** START DATASET ENTRIES **

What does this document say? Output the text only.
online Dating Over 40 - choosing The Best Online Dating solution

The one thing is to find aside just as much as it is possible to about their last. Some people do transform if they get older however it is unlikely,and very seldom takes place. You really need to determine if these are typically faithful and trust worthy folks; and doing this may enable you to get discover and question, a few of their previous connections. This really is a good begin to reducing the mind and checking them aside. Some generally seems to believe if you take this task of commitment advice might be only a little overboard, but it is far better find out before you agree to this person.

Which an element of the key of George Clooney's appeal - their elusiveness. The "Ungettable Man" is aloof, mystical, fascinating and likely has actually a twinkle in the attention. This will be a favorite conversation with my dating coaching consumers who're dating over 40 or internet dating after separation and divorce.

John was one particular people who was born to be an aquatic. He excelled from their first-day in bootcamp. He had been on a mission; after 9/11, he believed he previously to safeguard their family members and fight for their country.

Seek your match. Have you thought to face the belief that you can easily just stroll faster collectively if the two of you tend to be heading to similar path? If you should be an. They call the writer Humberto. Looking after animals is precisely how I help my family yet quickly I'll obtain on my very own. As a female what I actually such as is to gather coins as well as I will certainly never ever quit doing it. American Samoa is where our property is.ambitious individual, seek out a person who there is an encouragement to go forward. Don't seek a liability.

** END DATASET ENTRIES **

# THE TASK:
Go through the entries and repeat each one exactly.

# ANSWER TO THE TASK:
What does this document say? Output the text only.
online Dating Over 40 - choosing The Best Online Dating solution

The one thing is to find aside just as much as it is possible to about their last. Some people do transform if they get older however it is unlikely,and very seldom takes place. You really need to determine if these are typically faithful and trust worthy folks; and doing this may enable you to get discover and question, a few of their previous connections. This really is a good begin to reducing the mind and checking them aside. Some generally seems to believe if you take this task of commitment advice might be only a little overboard, but it is far better find out before you agree to this person.

Which an element of the key of George Clooney's appeal - their elusiveness. The "Ungettable Man" is aloof, mystical, fascinating and likely has actually a twinkle in the attention. This will be a favorite conversation with my dating coaching consumers who're dating over 40 or internet dating after separation and divorce.

John was one particular people who was born to be an aquatic. He excelled from their first-day in bootcamp. He had been on a mission; after 9/11, he believed he previously to safeguard their family members and fight for their country.

Seek your match. Have you thought to face the belief that you can easily just stroll faster collectively if the two of you tend to be heading to similar path? If you should be an. They call the writer Humberto. Looking after animals is precisely how I help my family yet quickly I'll obtain on my very own. As a female what I actually such as is to gather coins as well as I will certainly never ever quit doing it. American Samoa is where our property is.ambitious individual, seek out a person who there is an encouragement to go forward. Don't seek a liability.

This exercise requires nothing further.